• **WORK TO BE COMPLETED**
Copy out the material below in full, but not its images.

## Begin

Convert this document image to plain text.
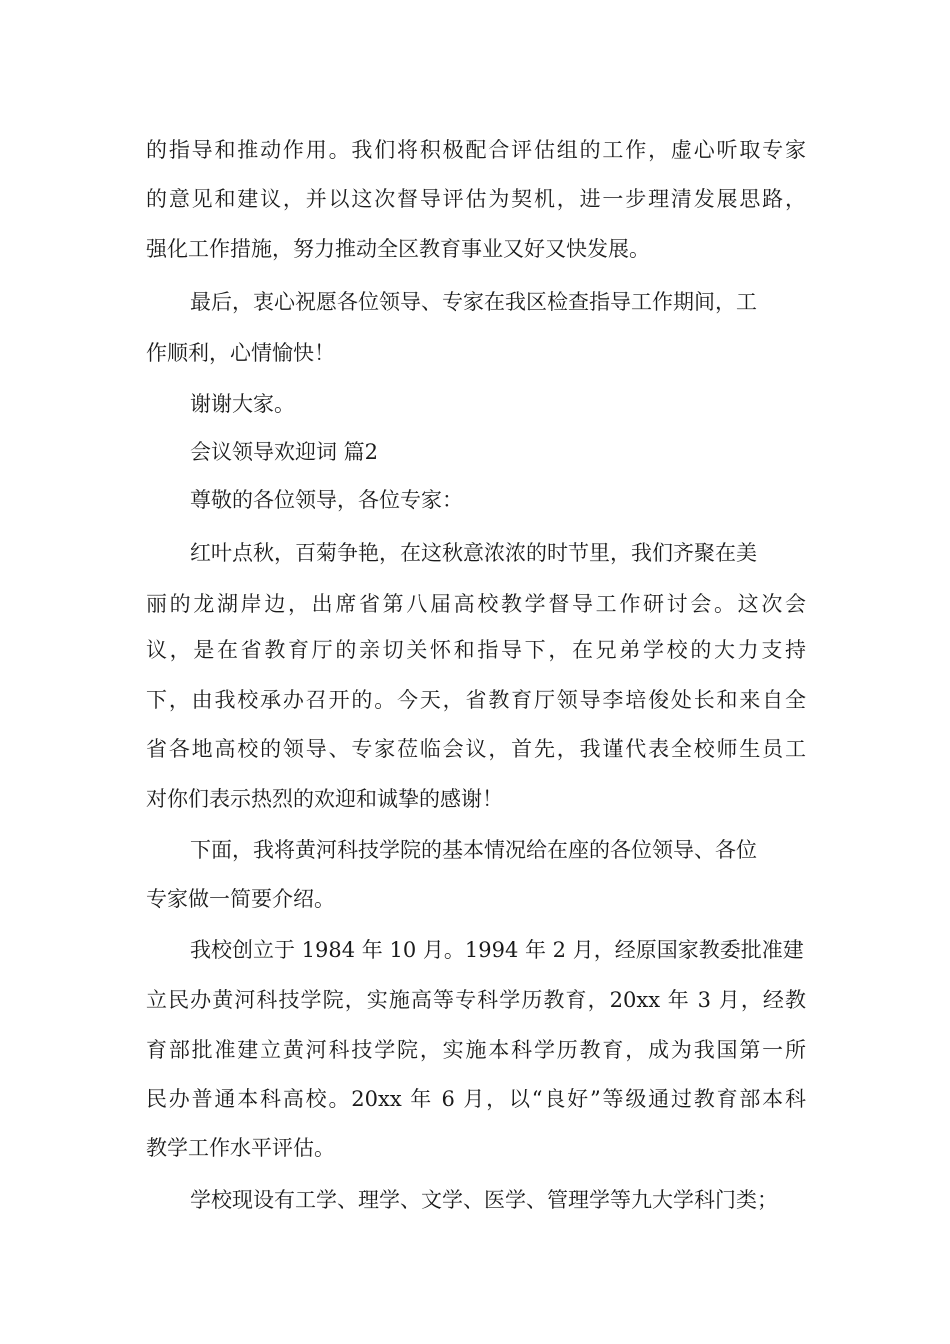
的指导和推动作用。我们将积极配合评估组的工作，虚心听取专家
的意见和建议，并以这次督导评估为契机，进一步理清发展思路，
强化工作措施，努力推动全区教育事业又好又快发展。
最后，衷心祝愿各位领导、专家在我区检查指导工作期间，工
作顺利，心情愉快！
谢谢大家。
会议领导欢迎词 篇2
尊敬的各位领导，各位专家：
红叶点秋，百菊争艳，在这秋意浓浓的时节里，我们齐聚在美
丽的龙湖岸边，出席省第八届高校教学督导工作研讨会。这次会
议，是在省教育厅的亲切关怀和指导下，在兄弟学校的大力支持
下，由我校承办召开的。今天，省教育厅领导李培俊处长和来自全
省各地高校的领导、专家莅临会议，首先，我谨代表全校师生员工
对你们表示热烈的欢迎和诚挚的感谢！
下面，我将黄河科技学院的基本情况给在座的各位领导、各位
专家做一简要介绍。
我校创立于 1984 年 10 月。1994 年 2 月，经原国家教委批准建
立民办黄河科技学院，实施高等专科学历教育，20xx 年 3 月，经教
育部批准建立黄河科技学院，实施本科学历教育，成为我国第一所
民办普通本科高校。20xx 年 6 月，以“良好”等级通过教育部本科
教学工作水平评估。
学校现设有工学、理学、文学、医学、管理学等九大学科门类；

## End

• **RESPONSE FOR THIS EXERCISE**
Convert this document image to plain text.
的指导和推动作用。我们将积极配合评估组的工作，虚心听取专家
的意见和建议，并以这次督导评估为契机，进一步理清发展思路，
强化工作措施，努力推动全区教育事业又好又快发展。
最后，衷心祝愿各位领导、专家在我区检查指导工作期间，工
作顺利，心情愉快！
谢谢大家。
会议领导欢迎词 篇2
尊敬的各位领导，各位专家：
红叶点秋，百菊争艳，在这秋意浓浓的时节里，我们齐聚在美
丽的龙湖岸边，出席省第八届高校教学督导工作研讨会。这次会
议，是在省教育厅的亲切关怀和指导下，在兄弟学校的大力支持
下，由我校承办召开的。今天，省教育厅领导李培俊处长和来自全
省各地高校的领导、专家莅临会议，首先，我谨代表全校师生员工
对你们表示热烈的欢迎和诚挚的感谢！
下面，我将黄河科技学院的基本情况给在座的各位领导、各位
专家做一简要介绍。
我校创立于 1984 年 10 月。1994 年 2 月，经原国家教委批准建
立民办黄河科技学院，实施高等专科学历教育，20xx 年 3 月，经教
育部批准建立黄河科技学院，实施本科学历教育，成为我国第一所
民办普通本科高校。20xx 年 6 月，以“良好”等级通过教育部本科
教学工作水平评估。
学校现设有工学、理学、文学、医学、管理学等九大学科门类；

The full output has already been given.